**Written task**
Output the full listing word for word.

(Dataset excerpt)

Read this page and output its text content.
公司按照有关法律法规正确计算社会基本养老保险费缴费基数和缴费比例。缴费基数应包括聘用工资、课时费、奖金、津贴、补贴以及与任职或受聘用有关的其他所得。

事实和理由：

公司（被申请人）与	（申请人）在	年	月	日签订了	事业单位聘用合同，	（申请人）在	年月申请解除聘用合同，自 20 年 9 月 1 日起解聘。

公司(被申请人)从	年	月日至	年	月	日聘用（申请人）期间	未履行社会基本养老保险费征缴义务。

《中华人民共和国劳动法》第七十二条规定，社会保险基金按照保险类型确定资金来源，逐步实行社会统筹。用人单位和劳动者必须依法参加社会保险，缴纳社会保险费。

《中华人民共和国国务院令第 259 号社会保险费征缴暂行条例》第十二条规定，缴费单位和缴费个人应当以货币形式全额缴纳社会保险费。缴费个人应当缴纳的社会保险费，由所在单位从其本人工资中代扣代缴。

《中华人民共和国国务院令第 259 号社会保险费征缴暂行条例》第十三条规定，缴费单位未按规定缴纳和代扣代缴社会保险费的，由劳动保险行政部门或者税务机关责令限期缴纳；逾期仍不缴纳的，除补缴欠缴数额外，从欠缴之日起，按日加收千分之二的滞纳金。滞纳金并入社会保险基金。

**Solution for this exercise**
Read this page and output its text content.
公司按照有关法律法规正确计算社会基本养老保险费缴费基数和缴费比例。缴费基数应包括聘用工资、课时费、奖金、津贴、补贴以及与任职或受聘用有关的其他所得。

事实和理由：

公司（被申请人）与	（申请人）在	年	月	日签订了	事业单位聘用合同，	（申请人）在	年月申请解除聘用合同，自 20 年 9 月 1 日起解聘。

公司(被申请人)从	年	月日至	年	月	日聘用（申请人）期间	未履行社会基本养老保险费征缴义务。

《中华人民共和国劳动法》第七十二条规定，社会保险基金按照保险类型确定资金来源，逐步实行社会统筹。用人单位和劳动者必须依法参加社会保险，缴纳社会保险费。

《中华人民共和国国务院令第 259 号社会保险费征缴暂行条例》第十二条规定，缴费单位和缴费个人应当以货币形式全额缴纳社会保险费。缴费个人应当缴纳的社会保险费，由所在单位从其本人工资中代扣代缴。

《中华人民共和国国务院令第 259 号社会保险费征缴暂行条例》第十三条规定，缴费单位未按规定缴纳和代扣代缴社会保险费的，由劳动保险行政部门或者税务机关责令限期缴纳；逾期仍不缴纳的，除补缴欠缴数额外，从欠缴之日起，按日加收千分之二的滞纳金。滞纳金并入社会保险基金。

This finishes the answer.